EXERCISE GOAL
Leaving out the pictures, please retype each record exactly.

MATERIAL
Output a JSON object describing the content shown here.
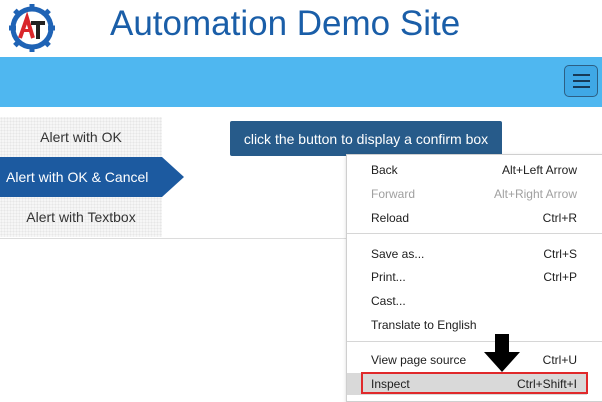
{
  "header": {
    "title": "Automation Demo Site",
    "logo_icon": "gear-logo-icon",
    "logo_text": "AT"
  },
  "navbar": {
    "color": "#4fb7f0",
    "menu_icon": "hamburger-icon"
  },
  "tabs": [
    {
      "label": "Alert with OK",
      "active": false
    },
    {
      "label": "Alert with OK & Cancel",
      "active": true
    },
    {
      "label": "Alert with Textbox",
      "active": false
    }
  ],
  "main": {
    "button_label": "click the button to display a confirm box"
  },
  "context_menu": {
    "items": [
      {
        "label": "Back",
        "shortcut": "Alt+Left Arrow",
        "disabled": false
      },
      {
        "label": "Forward",
        "shortcut": "Alt+Right Arrow",
        "disabled": true
      },
      {
        "label": "Reload",
        "shortcut": "Ctrl+R",
        "disabled": false
      },
      {
        "label": "Save as...",
        "shortcut": "Ctrl+S",
        "disabled": false
      },
      {
        "label": "Print...",
        "shortcut": "Ctrl+P",
        "disabled": false
      },
      {
        "label": "Cast...",
        "shortcut": "",
        "disabled": false
      },
      {
        "label": "Translate to English",
        "shortcut": "",
        "disabled": false
      },
      {
        "label": "View page source",
        "shortcut": "Ctrl+U",
        "disabled": false
      },
      {
        "label": "Inspect",
        "shortcut": "Ctrl+Shift+I",
        "disabled": false,
        "highlighted": true
      }
    ]
  },
  "annotations": {
    "highlight_color": "#e0292b",
    "arrow_icon": "down-arrow-icon"
  }
}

RESULT
Output a JSON object describing the content shown here.
{
  "header": {
    "title": "Automation Demo Site",
    "logo_icon": "gear-logo-icon",
    "logo_text": "AT"
  },
  "navbar": {
    "color": "#4fb7f0",
    "menu_icon": "hamburger-icon"
  },
  "tabs": [
    {
      "label": "Alert with OK",
      "active": false
    },
    {
      "label": "Alert with OK & Cancel",
      "active": true
    },
    {
      "label": "Alert with Textbox",
      "active": false
    }
  ],
  "main": {
    "button_label": "click the button to display a confirm box"
  },
  "context_menu": {
    "items": [
      {
        "label": "Back",
        "shortcut": "Alt+Left Arrow",
        "disabled": false
      },
      {
        "label": "Forward",
        "shortcut": "Alt+Right Arrow",
        "disabled": true
      },
      {
        "label": "Reload",
        "shortcut": "Ctrl+R",
        "disabled": false
      },
      {
        "label": "Save as...",
        "shortcut": "Ctrl+S",
        "disabled": false
      },
      {
        "label": "Print...",
        "shortcut": "Ctrl+P",
        "disabled": false
      },
      {
        "label": "Cast...",
        "shortcut": "",
        "disabled": false
      },
      {
        "label": "Translate to English",
        "shortcut": "",
        "disabled": false
      },
      {
        "label": "View page source",
        "shortcut": "Ctrl+U",
        "disabled": false
      },
      {
        "label": "Inspect",
        "shortcut": "Ctrl+Shift+I",
        "disabled": false,
        "highlighted": true
      }
    ]
  },
  "annotations": {
    "highlight_color": "#e0292b",
    "arrow_icon": "down-arrow-icon"
  }
}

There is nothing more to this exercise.